▼

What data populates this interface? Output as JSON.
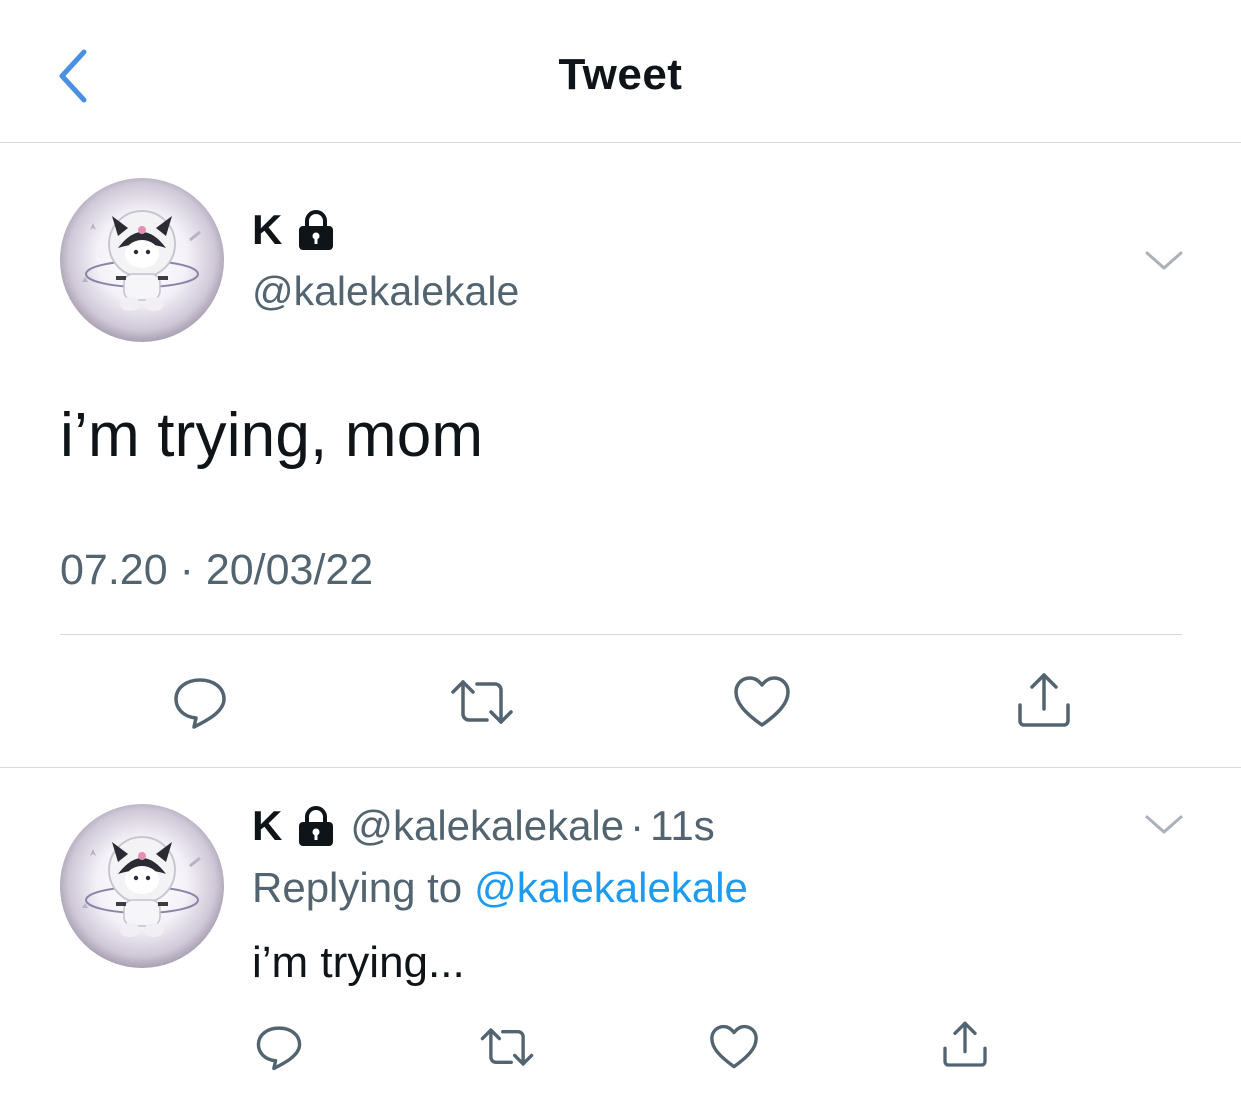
{
  "header": {
    "title": "Tweet"
  },
  "tweet": {
    "name": "K",
    "handle": "@kalekalekale",
    "text": "i’m trying, mom",
    "time": "07.20",
    "separator": "·",
    "date": "20/03/22"
  },
  "reply": {
    "name": "K",
    "handle": "@kalekalekale",
    "separator": "·",
    "age": "11s",
    "replying_label": "Replying to",
    "replying_to": "@kalekalekale",
    "text": "i’m trying..."
  },
  "colors": {
    "accent": "#1d9bf0",
    "text_primary": "#0f1419",
    "text_secondary": "#536471",
    "icon": "#536471",
    "divider": "#d7dadd"
  },
  "icons": {
    "back": "chevron-left-icon",
    "lock": "lock-icon",
    "more": "chevron-down-icon",
    "reply": "reply-bubble-icon",
    "retweet": "retweet-icon",
    "like": "heart-icon",
    "share": "share-icon"
  }
}
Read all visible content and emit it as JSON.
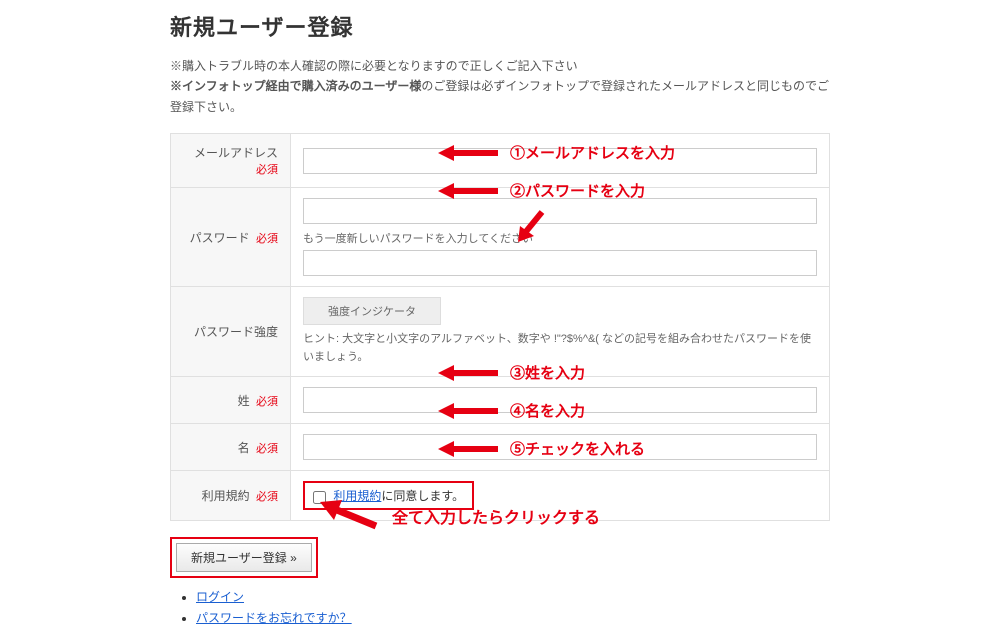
{
  "page": {
    "title": "新規ユーザー登録"
  },
  "notes": {
    "line1_prefix": "※購入トラブル時の本人確認の際に必要となりますので正しくご記入下さい",
    "line2_bold": "※インフォトップ経由で購入済みのユーザー様",
    "line2_rest": "のご登録は必ずインフォトップで登録されたメールアドレスと同じものでご登録下さい。"
  },
  "labels": {
    "email": "メールアドレス",
    "password": "パスワード",
    "password_strength": "パスワード強度",
    "lastname": "姓",
    "firstname": "名",
    "terms": "利用規約",
    "required": "必須"
  },
  "placeholders": {
    "password_confirm": "もう一度新しいパスワードを入力してください"
  },
  "strength": {
    "indicator": "強度インジケータ",
    "hint": "ヒント: 大文字と小文字のアルファベット、数字や !\"?$%^&( などの記号を組み合わせたパスワードを使いましょう。"
  },
  "terms": {
    "link_text": "利用規約",
    "agree_suffix": "に同意します。"
  },
  "submit": {
    "button": "新規ユーザー登録 »"
  },
  "links": {
    "login": "ログイン",
    "forgot": "パスワードをお忘れですか？"
  },
  "annotations": {
    "a1": "①メールアドレスを入力",
    "a2": "②パスワードを入力",
    "a3": "③姓を入力",
    "a4": "④名を入力",
    "a5": "⑤チェックを入れる",
    "a_submit": "全て入力したらクリックする"
  }
}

▲

WHAT YOU HAVE TO DO ::
Look through the listing above. Pick out each line with "chevron" and copy it.

FINAL RESULT ::
    "back": "chevron-left-icon",
    "more": "chevron-down-icon",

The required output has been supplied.